Try it: In the passage on the package run time benchmark, how many minutes did scruff take to finish the dataset with 10 million reads?

Passage provided:
────────────────────────────────────────
Read alignment quality metrics from 10X Genomics data. BAM files for 6 PBMC datasets were downloaded from 10X Genomics website and processed to obtain (a) the number of reads aligned to reference genome, (b) the number of reads mapped to genes, and (c) the fraction of reads mapped to genes out of total number of aligned reads

Package run time benchmark

We compared the speed of scruff to two other scRNA-seq preprocessing pipelines celseq2 v0.5.3 [6, 25] and scPipe 1.4.1 [10]. FASTQ files from the example dataset [23] were subsampled to have a total read number of 0.1, 0.5, 1.0, 5.0, and 10.0 million. Each of the subsampled datasets was processed by celseq2, scPipe, and scruff all using 16 cores to generate the count matrix. The aligners used are Bowtie2 for celseq2 and Rsubread for scPipe and scruff. The benchmark job was run on a cluster node with 2 eight-core 2.6 GHz Intel Xeon E5–2670 CPUs and 256 GB memory. In terms of speed, scruff outperforms celseq2 and scPipe for datasets of all sizes (Fig. 5). For the dataset with 10 million reads, scruff took 34.9 min to finish while celseq2 and scPipe took 143.2 and 69.0 min, which corresponds to a 75.6 and 49.4% increase in speed compared to celseq2 and scPipe.
────────────────────────────────────────
Dataset excerpts:

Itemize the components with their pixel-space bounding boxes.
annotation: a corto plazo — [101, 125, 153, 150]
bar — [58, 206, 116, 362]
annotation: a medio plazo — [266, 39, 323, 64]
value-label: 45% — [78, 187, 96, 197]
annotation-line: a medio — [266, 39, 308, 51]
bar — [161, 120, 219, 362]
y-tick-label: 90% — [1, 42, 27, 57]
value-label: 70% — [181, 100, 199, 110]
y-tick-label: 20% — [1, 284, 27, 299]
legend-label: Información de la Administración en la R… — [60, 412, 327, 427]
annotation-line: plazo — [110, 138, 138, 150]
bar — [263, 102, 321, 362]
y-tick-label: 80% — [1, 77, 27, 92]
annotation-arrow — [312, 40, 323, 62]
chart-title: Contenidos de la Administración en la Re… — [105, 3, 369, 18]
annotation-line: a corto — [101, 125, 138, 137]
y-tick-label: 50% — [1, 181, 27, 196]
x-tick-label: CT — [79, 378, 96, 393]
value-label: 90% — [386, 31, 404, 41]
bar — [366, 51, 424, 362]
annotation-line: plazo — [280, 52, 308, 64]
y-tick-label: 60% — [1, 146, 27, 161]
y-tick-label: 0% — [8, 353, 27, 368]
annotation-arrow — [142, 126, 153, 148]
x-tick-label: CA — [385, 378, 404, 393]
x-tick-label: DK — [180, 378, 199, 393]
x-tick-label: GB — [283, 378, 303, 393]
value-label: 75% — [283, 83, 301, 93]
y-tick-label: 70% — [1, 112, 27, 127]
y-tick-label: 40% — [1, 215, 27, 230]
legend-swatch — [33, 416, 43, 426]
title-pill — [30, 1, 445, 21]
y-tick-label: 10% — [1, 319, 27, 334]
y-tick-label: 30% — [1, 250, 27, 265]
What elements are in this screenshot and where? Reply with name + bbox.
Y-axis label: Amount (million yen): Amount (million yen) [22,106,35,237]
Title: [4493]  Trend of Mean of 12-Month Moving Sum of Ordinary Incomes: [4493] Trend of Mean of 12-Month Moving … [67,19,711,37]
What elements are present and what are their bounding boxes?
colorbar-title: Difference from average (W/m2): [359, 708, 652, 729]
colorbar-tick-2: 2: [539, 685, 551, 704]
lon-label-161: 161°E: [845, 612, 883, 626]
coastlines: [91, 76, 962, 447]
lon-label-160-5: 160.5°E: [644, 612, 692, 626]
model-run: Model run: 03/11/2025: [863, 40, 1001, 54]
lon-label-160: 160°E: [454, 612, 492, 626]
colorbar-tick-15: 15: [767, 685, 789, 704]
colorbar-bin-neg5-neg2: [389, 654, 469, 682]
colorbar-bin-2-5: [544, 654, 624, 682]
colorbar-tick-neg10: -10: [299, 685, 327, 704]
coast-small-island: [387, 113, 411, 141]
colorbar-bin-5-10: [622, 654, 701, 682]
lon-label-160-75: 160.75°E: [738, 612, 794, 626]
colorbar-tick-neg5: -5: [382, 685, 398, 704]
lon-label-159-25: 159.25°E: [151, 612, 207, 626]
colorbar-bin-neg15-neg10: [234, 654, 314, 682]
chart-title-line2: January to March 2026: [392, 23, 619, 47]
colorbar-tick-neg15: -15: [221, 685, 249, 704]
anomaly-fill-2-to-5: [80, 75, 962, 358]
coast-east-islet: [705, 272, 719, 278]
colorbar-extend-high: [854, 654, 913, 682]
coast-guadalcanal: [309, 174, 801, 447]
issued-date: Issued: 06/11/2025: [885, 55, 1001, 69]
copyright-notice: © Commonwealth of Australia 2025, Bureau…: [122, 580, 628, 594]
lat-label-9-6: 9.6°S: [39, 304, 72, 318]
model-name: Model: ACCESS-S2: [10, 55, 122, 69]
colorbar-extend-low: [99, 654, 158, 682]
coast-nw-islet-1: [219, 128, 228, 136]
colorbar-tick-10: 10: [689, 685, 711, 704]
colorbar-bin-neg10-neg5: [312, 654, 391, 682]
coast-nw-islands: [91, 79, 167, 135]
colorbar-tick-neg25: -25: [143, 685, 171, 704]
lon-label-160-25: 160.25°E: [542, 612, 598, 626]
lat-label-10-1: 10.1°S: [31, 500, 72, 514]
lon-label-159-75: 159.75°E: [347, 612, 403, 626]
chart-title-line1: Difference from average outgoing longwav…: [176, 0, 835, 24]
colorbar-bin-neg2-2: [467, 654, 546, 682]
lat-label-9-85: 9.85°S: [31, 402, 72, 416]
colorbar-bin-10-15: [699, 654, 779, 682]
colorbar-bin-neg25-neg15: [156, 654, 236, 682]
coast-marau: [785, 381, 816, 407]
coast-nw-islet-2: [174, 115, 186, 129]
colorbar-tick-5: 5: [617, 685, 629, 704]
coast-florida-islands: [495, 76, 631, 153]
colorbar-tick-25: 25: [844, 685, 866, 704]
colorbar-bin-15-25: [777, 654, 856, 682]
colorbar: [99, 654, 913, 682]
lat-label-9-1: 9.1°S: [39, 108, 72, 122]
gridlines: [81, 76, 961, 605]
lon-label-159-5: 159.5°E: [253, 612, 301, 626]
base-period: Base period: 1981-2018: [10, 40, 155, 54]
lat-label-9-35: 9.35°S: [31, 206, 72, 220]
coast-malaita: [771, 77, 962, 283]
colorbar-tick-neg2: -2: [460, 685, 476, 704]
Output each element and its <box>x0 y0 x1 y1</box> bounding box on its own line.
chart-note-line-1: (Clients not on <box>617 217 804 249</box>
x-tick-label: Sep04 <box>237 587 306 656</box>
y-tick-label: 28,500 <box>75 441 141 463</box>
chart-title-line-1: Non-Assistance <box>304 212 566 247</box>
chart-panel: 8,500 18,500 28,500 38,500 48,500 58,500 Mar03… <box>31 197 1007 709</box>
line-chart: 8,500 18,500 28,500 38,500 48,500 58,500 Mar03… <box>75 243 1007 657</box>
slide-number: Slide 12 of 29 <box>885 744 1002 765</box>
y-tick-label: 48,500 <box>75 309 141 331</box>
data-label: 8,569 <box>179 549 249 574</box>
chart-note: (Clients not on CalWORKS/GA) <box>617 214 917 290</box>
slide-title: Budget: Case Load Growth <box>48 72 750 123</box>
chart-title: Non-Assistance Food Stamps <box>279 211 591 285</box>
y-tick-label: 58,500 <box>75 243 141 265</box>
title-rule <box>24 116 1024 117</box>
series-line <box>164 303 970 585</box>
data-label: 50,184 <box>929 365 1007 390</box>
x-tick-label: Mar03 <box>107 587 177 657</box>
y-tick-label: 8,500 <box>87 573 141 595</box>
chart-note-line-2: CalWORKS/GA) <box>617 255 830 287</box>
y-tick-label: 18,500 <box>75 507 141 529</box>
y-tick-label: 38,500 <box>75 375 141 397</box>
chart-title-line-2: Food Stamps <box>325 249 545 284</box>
────────────────────────────────────────
Exercise output: 34.9 minutes.